» What you are asked to do: Leave out the pictures and copy everything else below exactly.

» Excerpted records:
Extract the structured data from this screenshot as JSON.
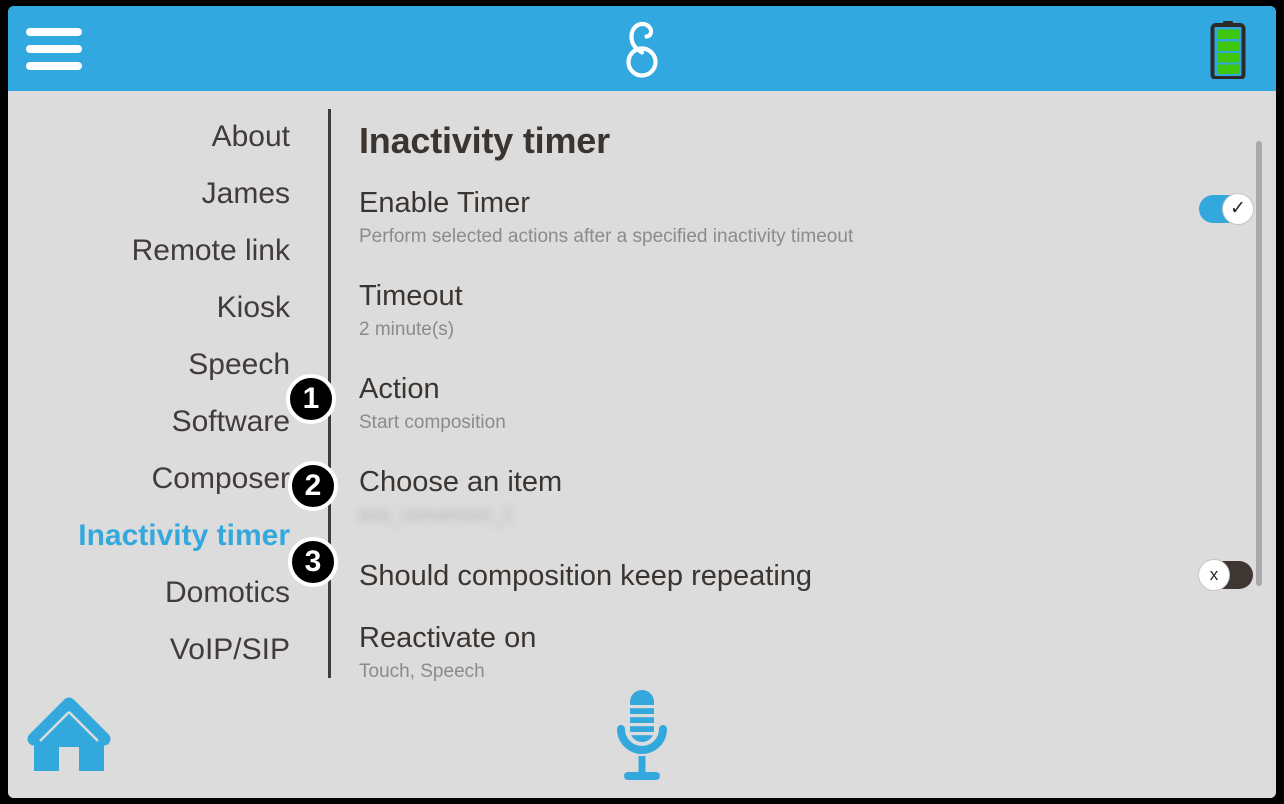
{
  "header": {
    "menu_icon": "hamburger-menu-icon",
    "logo_icon": "app-logo-icon",
    "battery_icon": "battery-full-icon"
  },
  "sidebar": {
    "items": [
      {
        "label": "About",
        "selected": false
      },
      {
        "label": "James",
        "selected": false
      },
      {
        "label": "Remote link",
        "selected": false
      },
      {
        "label": "Kiosk",
        "selected": false
      },
      {
        "label": "Speech",
        "selected": false
      },
      {
        "label": "Software",
        "selected": false
      },
      {
        "label": "Composer",
        "selected": false
      },
      {
        "label": "Inactivity timer",
        "selected": true
      },
      {
        "label": "Domotics",
        "selected": false
      },
      {
        "label": "VoIP/SIP",
        "selected": false
      }
    ]
  },
  "badges": {
    "one": "1",
    "two": "2",
    "three": "3"
  },
  "main": {
    "title": "Inactivity timer",
    "rows": {
      "enable_timer": {
        "label": "Enable Timer",
        "value": "Perform selected actions after a specified inactivity timeout",
        "toggle_state": "on",
        "toggle_glyph": "✓"
      },
      "timeout": {
        "label": "Timeout",
        "value": "2 minute(s)"
      },
      "action": {
        "label": "Action",
        "value": "Start composition"
      },
      "choose_item": {
        "label": "Choose an item",
        "value": "test_conversion_2"
      },
      "keep_repeating": {
        "label": "Should composition keep repeating",
        "toggle_state": "off",
        "toggle_glyph": "x"
      },
      "reactivate_on": {
        "label": "Reactivate on",
        "value": "Touch, Speech"
      }
    }
  },
  "bottombar": {
    "home_icon": "home-icon",
    "mic_icon": "microphone-icon"
  },
  "colors": {
    "accent_blue": "#31a9e0",
    "screen_bg": "#dcdcdc",
    "text_dark": "#3b3532",
    "text_muted": "#8e8a88",
    "toggle_off": "#3e3633",
    "battery_green": "#3fc70e"
  }
}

» Answer for the task:
Extract the structured data from this screenshot as JSON.
{
  "header": {
    "menu_icon": "hamburger-menu-icon",
    "logo_icon": "app-logo-icon",
    "battery_icon": "battery-full-icon"
  },
  "sidebar": {
    "items": [
      {
        "label": "About",
        "selected": false
      },
      {
        "label": "James",
        "selected": false
      },
      {
        "label": "Remote link",
        "selected": false
      },
      {
        "label": "Kiosk",
        "selected": false
      },
      {
        "label": "Speech",
        "selected": false
      },
      {
        "label": "Software",
        "selected": false
      },
      {
        "label": "Composer",
        "selected": false
      },
      {
        "label": "Inactivity timer",
        "selected": true
      },
      {
        "label": "Domotics",
        "selected": false
      },
      {
        "label": "VoIP/SIP",
        "selected": false
      }
    ]
  },
  "badges": {
    "one": "1",
    "two": "2",
    "three": "3"
  },
  "main": {
    "title": "Inactivity timer",
    "rows": {
      "enable_timer": {
        "label": "Enable Timer",
        "value": "Perform selected actions after a specified inactivity timeout",
        "toggle_state": "on",
        "toggle_glyph": "✓"
      },
      "timeout": {
        "label": "Timeout",
        "value": "2 minute(s)"
      },
      "action": {
        "label": "Action",
        "value": "Start composition"
      },
      "choose_item": {
        "label": "Choose an item",
        "value": "test_conversion_2"
      },
      "keep_repeating": {
        "label": "Should composition keep repeating",
        "toggle_state": "off",
        "toggle_glyph": "x"
      },
      "reactivate_on": {
        "label": "Reactivate on",
        "value": "Touch, Speech"
      }
    }
  },
  "bottombar": {
    "home_icon": "home-icon",
    "mic_icon": "microphone-icon"
  },
  "colors": {
    "accent_blue": "#31a9e0",
    "screen_bg": "#dcdcdc",
    "text_dark": "#3b3532",
    "text_muted": "#8e8a88",
    "toggle_off": "#3e3633",
    "battery_green": "#3fc70e"
  }
}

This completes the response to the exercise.